EXERCISE AIM
Copy out each line that has "Registry" in it.

## begin

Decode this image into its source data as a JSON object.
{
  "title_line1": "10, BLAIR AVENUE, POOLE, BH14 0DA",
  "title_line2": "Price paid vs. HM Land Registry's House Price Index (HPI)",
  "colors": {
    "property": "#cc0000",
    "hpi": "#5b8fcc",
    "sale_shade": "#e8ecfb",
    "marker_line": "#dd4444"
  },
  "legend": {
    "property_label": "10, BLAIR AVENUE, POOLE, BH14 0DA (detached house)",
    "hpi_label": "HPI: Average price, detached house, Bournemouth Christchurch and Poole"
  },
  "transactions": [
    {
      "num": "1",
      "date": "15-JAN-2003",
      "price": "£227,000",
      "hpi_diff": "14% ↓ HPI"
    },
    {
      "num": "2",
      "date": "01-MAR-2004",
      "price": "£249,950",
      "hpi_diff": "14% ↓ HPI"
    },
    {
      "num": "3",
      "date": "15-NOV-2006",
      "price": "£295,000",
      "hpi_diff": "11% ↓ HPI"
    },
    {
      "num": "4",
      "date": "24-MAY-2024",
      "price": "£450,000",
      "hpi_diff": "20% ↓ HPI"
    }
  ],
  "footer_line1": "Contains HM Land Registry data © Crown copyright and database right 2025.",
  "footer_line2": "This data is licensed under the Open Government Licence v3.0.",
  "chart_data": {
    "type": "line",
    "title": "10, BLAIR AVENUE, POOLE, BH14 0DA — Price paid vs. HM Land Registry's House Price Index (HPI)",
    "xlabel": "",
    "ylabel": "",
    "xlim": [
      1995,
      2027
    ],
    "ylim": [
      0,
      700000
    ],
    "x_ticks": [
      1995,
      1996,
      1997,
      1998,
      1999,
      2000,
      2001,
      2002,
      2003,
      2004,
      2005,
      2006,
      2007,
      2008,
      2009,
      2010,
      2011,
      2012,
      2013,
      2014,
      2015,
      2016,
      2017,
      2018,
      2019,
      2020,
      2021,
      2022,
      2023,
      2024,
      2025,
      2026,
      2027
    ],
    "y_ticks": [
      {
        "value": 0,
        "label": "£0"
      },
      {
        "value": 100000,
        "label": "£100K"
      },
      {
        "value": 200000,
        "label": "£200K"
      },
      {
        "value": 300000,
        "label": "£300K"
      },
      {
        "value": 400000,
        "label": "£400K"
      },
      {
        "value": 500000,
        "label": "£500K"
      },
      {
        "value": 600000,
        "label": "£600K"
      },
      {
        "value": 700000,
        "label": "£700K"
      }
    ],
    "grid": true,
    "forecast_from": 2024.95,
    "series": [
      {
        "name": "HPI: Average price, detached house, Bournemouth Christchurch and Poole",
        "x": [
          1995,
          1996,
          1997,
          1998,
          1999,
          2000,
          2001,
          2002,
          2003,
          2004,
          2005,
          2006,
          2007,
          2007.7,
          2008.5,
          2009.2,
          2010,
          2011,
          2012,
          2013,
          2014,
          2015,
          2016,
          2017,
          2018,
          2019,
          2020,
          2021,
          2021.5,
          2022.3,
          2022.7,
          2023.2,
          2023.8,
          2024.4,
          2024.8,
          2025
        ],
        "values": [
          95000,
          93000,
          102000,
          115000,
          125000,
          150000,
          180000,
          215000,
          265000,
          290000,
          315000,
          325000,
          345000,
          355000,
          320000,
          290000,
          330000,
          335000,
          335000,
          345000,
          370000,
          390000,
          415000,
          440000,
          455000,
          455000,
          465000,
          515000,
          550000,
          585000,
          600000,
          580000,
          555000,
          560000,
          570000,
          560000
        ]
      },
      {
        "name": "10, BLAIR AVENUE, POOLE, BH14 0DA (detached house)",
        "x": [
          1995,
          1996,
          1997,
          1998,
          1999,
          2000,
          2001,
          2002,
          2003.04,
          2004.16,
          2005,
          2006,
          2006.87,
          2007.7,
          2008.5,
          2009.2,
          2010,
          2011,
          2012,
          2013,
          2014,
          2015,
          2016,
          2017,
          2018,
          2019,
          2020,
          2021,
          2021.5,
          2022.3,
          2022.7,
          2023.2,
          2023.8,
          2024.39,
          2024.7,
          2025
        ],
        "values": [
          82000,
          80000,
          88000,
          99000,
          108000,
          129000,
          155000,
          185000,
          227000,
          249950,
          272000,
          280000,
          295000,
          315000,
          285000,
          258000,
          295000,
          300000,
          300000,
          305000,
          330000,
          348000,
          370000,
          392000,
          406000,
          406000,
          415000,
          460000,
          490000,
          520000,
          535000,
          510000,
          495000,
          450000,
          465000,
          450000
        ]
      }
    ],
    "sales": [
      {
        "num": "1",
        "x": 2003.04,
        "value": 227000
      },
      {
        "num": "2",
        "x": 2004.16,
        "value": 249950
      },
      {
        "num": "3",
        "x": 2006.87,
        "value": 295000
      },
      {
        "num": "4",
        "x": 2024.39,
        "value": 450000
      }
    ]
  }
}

## end

REPLY
  "title_line2": "Price paid vs. HM Land Registry's House Price Index (HPI)",
  "footer_line1": "Contains HM Land Registry data © Crown copyright and database right 2025.",
    "title": "10, BLAIR AVENUE, POOLE, BH14 0DA — Price paid vs. HM Land Registry's House Price Index (HPI)",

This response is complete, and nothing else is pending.